[Available records start]
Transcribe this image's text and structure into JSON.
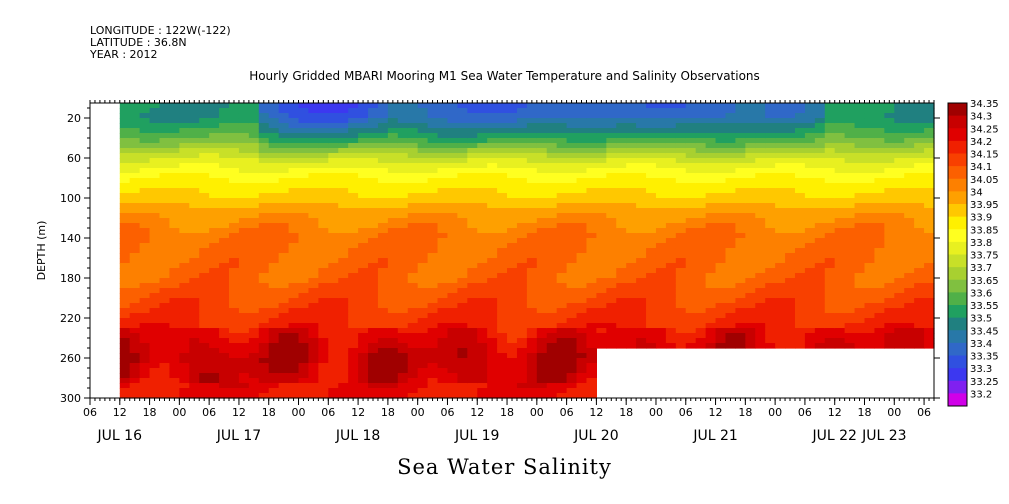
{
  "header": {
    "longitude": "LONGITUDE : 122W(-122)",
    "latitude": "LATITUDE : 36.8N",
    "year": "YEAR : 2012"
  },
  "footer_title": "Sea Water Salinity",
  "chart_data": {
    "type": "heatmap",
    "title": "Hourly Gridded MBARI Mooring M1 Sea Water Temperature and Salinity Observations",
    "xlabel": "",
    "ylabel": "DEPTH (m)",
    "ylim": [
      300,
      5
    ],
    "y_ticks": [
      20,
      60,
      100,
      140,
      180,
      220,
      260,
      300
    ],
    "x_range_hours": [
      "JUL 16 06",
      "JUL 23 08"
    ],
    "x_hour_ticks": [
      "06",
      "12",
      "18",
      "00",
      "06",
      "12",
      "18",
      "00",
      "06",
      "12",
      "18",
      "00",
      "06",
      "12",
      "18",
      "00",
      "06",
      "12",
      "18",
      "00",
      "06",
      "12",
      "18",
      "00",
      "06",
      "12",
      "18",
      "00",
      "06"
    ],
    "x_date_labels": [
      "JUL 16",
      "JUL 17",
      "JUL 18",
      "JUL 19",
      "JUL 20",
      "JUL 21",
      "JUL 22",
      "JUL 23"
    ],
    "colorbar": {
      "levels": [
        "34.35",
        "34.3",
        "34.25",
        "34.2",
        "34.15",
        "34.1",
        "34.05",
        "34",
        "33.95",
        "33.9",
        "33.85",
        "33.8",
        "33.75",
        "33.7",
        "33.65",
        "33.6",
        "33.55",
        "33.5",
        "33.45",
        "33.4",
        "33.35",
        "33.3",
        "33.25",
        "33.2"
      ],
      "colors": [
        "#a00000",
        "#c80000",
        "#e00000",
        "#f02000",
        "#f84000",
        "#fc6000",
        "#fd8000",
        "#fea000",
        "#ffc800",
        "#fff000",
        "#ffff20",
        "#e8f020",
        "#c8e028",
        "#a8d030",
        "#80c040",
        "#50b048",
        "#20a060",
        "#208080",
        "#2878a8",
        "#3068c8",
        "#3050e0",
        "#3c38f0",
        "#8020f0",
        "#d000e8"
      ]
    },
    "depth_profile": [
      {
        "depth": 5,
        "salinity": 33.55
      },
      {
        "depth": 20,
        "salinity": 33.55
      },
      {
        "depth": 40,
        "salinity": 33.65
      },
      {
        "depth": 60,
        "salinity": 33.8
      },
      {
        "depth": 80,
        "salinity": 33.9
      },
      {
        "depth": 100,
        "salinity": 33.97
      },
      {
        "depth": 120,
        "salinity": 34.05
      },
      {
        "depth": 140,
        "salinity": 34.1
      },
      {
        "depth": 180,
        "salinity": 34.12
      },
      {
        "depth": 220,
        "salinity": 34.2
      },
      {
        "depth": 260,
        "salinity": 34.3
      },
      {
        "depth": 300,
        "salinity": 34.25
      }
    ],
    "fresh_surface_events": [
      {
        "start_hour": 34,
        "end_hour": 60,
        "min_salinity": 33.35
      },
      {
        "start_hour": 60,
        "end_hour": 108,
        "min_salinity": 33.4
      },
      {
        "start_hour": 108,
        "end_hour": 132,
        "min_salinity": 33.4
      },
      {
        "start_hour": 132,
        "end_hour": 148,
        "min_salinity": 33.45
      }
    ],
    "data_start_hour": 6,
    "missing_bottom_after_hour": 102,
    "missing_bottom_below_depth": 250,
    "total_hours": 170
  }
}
[Available records end]
### Problem to solve
Write out the listing above exactly as it stands, pictures excluded.

### Exercise solution
Transcribe this image's text and structure into JSON.
{
  "header": {
    "longitude": "LONGITUDE : 122W(-122)",
    "latitude": "LATITUDE : 36.8N",
    "year": "YEAR : 2012"
  },
  "footer_title": "Sea Water Salinity",
  "chart_data": {
    "type": "heatmap",
    "title": "Hourly Gridded MBARI Mooring M1 Sea Water Temperature and Salinity Observations",
    "xlabel": "",
    "ylabel": "DEPTH (m)",
    "ylim": [
      300,
      5
    ],
    "y_ticks": [
      20,
      60,
      100,
      140,
      180,
      220,
      260,
      300
    ],
    "x_range_hours": [
      "JUL 16 06",
      "JUL 23 08"
    ],
    "x_hour_ticks": [
      "06",
      "12",
      "18",
      "00",
      "06",
      "12",
      "18",
      "00",
      "06",
      "12",
      "18",
      "00",
      "06",
      "12",
      "18",
      "00",
      "06",
      "12",
      "18",
      "00",
      "06",
      "12",
      "18",
      "00",
      "06",
      "12",
      "18",
      "00",
      "06"
    ],
    "x_date_labels": [
      "JUL 16",
      "JUL 17",
      "JUL 18",
      "JUL 19",
      "JUL 20",
      "JUL 21",
      "JUL 22",
      "JUL 23"
    ],
    "colorbar": {
      "levels": [
        "34.35",
        "34.3",
        "34.25",
        "34.2",
        "34.15",
        "34.1",
        "34.05",
        "34",
        "33.95",
        "33.9",
        "33.85",
        "33.8",
        "33.75",
        "33.7",
        "33.65",
        "33.6",
        "33.55",
        "33.5",
        "33.45",
        "33.4",
        "33.35",
        "33.3",
        "33.25",
        "33.2"
      ],
      "colors": [
        "#a00000",
        "#c80000",
        "#e00000",
        "#f02000",
        "#f84000",
        "#fc6000",
        "#fd8000",
        "#fea000",
        "#ffc800",
        "#fff000",
        "#ffff20",
        "#e8f020",
        "#c8e028",
        "#a8d030",
        "#80c040",
        "#50b048",
        "#20a060",
        "#208080",
        "#2878a8",
        "#3068c8",
        "#3050e0",
        "#3c38f0",
        "#8020f0",
        "#d000e8"
      ]
    },
    "depth_profile": [
      {
        "depth": 5,
        "salinity": 33.55
      },
      {
        "depth": 20,
        "salinity": 33.55
      },
      {
        "depth": 40,
        "salinity": 33.65
      },
      {
        "depth": 60,
        "salinity": 33.8
      },
      {
        "depth": 80,
        "salinity": 33.9
      },
      {
        "depth": 100,
        "salinity": 33.97
      },
      {
        "depth": 120,
        "salinity": 34.05
      },
      {
        "depth": 140,
        "salinity": 34.1
      },
      {
        "depth": 180,
        "salinity": 34.12
      },
      {
        "depth": 220,
        "salinity": 34.2
      },
      {
        "depth": 260,
        "salinity": 34.3
      },
      {
        "depth": 300,
        "salinity": 34.25
      }
    ],
    "fresh_surface_events": [
      {
        "start_hour": 34,
        "end_hour": 60,
        "min_salinity": 33.35
      },
      {
        "start_hour": 60,
        "end_hour": 108,
        "min_salinity": 33.4
      },
      {
        "start_hour": 108,
        "end_hour": 132,
        "min_salinity": 33.4
      },
      {
        "start_hour": 132,
        "end_hour": 148,
        "min_salinity": 33.45
      }
    ],
    "data_start_hour": 6,
    "missing_bottom_after_hour": 102,
    "missing_bottom_below_depth": 250,
    "total_hours": 170
  }
}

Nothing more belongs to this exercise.